C’est le monument le plus photographié de Bourgogne, et l’un des plus singuliers de France : l’Hôtel-Dieu de Beaune, fondé en 1443, avec sa toiture de tuiles vernissées polychromes. Depuis le Château d’Arceau, comptez une quarantaine de minutes de route. Voici comment réussir la visite.

Un hôpital pour les pauvres, un chef-d’œuvre pour tous
Nicolas Rolin, chancelier du duc de Bourgogne, fonde les Hospices comme hôpital gratuit pour les déshérités — fonction qu’ils rempliront jusqu’au XXe siècle. La grande salle des pôvres, avec ses lits clos alignés sous une charpente en carène de navire, et le polyptyque du Jugement dernier de Rogier van der Weyden justifient à eux seuls le déplacement.
Nos conseils pratiques
Arrivez à l’ouverture : la lumière du matin sur les toits vernissés est la plus belle, et les groupes arrivent à partir de 10 h 30. Prenez l’audioguide — l’histoire du lieu est ce qui le rend extraordinaire. Combinez avec le marché de Beaune le samedi matin, l’un des plus vivants de la région.

#### Exercice A:
Recopiez tel quel le passage du texte sur l'Hôtel-Dieu de Beaune qui va de « C’est le monument » jusqu'à « réussir la visite. ».
#### Exercice B:
Dans le texte sur l'Hôtel-Dieu de Beaune, qui a fondé les Hospices ?
Servez-vous seulement du texte sur l'Hôtel-Dieu de Beaune.

Données de compréhension de documents
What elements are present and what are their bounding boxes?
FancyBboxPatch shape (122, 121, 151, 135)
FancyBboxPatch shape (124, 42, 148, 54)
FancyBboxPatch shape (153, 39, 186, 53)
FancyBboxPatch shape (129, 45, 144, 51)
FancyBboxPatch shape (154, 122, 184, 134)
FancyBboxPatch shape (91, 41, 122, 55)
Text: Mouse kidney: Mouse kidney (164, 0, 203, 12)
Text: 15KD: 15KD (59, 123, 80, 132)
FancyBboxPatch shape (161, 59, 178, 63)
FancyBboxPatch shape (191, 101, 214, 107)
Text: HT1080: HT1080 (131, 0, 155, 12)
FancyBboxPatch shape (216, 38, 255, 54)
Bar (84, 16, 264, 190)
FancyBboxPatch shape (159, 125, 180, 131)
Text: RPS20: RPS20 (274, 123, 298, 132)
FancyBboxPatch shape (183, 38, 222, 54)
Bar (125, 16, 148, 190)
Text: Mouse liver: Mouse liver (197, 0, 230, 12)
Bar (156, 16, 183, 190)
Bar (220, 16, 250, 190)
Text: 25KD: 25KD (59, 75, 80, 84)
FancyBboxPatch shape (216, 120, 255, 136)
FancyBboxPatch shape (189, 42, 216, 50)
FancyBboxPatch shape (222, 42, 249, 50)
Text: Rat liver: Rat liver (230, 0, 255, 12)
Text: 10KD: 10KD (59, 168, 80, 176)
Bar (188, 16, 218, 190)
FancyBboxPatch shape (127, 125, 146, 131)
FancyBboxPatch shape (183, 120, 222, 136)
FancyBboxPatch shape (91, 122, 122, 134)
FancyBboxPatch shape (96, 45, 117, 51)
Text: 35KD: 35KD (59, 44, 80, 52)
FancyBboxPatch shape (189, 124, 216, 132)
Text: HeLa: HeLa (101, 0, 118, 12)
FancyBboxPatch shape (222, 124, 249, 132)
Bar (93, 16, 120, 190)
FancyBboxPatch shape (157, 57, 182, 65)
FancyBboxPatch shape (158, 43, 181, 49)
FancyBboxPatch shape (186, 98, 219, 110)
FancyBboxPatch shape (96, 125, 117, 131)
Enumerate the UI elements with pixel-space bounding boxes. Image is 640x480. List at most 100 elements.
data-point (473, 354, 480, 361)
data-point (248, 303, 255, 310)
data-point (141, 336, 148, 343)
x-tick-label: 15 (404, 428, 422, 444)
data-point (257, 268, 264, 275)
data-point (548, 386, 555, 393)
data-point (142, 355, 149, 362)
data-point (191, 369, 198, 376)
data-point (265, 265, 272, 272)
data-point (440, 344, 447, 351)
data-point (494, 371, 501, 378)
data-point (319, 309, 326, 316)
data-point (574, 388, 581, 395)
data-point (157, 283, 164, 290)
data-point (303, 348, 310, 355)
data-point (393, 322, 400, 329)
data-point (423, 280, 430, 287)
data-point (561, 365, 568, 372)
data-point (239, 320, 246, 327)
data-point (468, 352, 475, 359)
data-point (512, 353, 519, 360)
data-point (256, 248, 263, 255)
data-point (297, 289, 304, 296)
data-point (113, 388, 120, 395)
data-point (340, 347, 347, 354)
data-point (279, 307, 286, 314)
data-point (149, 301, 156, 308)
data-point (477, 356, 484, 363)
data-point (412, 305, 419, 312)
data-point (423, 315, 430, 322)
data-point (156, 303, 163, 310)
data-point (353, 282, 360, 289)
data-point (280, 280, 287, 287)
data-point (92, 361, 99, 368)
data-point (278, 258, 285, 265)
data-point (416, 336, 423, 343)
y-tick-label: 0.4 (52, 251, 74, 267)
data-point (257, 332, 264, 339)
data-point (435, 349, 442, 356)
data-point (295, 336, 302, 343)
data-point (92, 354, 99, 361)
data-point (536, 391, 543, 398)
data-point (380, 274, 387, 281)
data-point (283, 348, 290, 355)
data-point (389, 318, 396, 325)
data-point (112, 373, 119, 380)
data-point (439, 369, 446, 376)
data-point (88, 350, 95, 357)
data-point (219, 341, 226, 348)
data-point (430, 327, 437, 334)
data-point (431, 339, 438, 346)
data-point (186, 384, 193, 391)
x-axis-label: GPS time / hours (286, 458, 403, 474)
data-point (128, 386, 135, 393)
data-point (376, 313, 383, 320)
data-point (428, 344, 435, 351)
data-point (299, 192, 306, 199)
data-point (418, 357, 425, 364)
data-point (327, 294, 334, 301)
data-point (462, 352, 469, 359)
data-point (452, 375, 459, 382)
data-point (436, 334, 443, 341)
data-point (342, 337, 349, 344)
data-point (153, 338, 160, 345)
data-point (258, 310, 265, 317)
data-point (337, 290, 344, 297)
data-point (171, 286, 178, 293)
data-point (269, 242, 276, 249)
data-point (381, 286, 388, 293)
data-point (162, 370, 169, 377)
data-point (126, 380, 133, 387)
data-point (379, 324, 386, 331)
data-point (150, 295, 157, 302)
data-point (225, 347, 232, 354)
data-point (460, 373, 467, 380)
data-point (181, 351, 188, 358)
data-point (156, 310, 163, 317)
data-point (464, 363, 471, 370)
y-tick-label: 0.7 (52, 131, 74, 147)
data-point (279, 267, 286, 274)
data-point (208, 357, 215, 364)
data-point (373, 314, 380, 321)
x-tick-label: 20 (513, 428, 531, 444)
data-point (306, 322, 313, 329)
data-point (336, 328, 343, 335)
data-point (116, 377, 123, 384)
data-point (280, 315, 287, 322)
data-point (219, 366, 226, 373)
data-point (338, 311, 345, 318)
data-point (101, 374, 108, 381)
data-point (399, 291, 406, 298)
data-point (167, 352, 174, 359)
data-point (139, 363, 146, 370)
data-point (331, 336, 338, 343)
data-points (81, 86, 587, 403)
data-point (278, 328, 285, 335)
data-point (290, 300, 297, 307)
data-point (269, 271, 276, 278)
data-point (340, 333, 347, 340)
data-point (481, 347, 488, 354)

#### Corrigé A:
C’est le monument le plus photographié de Bourgogne, et l’un des plus singuliers de France : l’Hôtel-Dieu de Beaune, fondé en 1443, avec sa toiture de tuiles vernissées polychromes. Depuis le Château d’Arceau, comptez une quarantaine de minutes de route. Voici comment réussir la visite.

#### Corrigé B:
Nicolas Rolin, chancelier du duc de Bourgogne.